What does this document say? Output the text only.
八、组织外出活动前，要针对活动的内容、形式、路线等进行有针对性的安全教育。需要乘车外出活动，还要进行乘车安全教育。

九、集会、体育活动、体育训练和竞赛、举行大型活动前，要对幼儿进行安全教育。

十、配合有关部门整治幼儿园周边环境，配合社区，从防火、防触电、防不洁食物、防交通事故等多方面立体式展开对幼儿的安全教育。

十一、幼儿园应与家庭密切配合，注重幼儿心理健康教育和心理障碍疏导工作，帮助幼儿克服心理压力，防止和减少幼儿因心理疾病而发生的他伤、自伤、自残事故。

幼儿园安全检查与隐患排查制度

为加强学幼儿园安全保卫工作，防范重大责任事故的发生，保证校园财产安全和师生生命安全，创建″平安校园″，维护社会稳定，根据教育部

**What you have to do**. Quote each line of the data above exactly as written.

**Reply**.
What does this document say? Output the text only.
八、组织外出活动前，要针对活动的内容、形式、路线等进行有针对性的安全教育。需要乘车外出活动，还要进行乘车安全教育。

九、集会、体育活动、体育训练和竞赛、举行大型活动前，要对幼儿进行安全教育。

十、配合有关部门整治幼儿园周边环境，配合社区，从防火、防触电、防不洁食物、防交通事故等多方面立体式展开对幼儿的安全教育。

十一、幼儿园应与家庭密切配合，注重幼儿心理健康教育和心理障碍疏导工作，帮助幼儿克服心理压力，防止和减少幼儿因心理疾病而发生的他伤、自伤、自残事故。

幼儿园安全检查与隐患排查制度

为加强学幼儿园安全保卫工作，防范重大责任事故的发生，保证校园财产安全和师生生命安全，创建″平安校园″，维护社会稳定，根据教育部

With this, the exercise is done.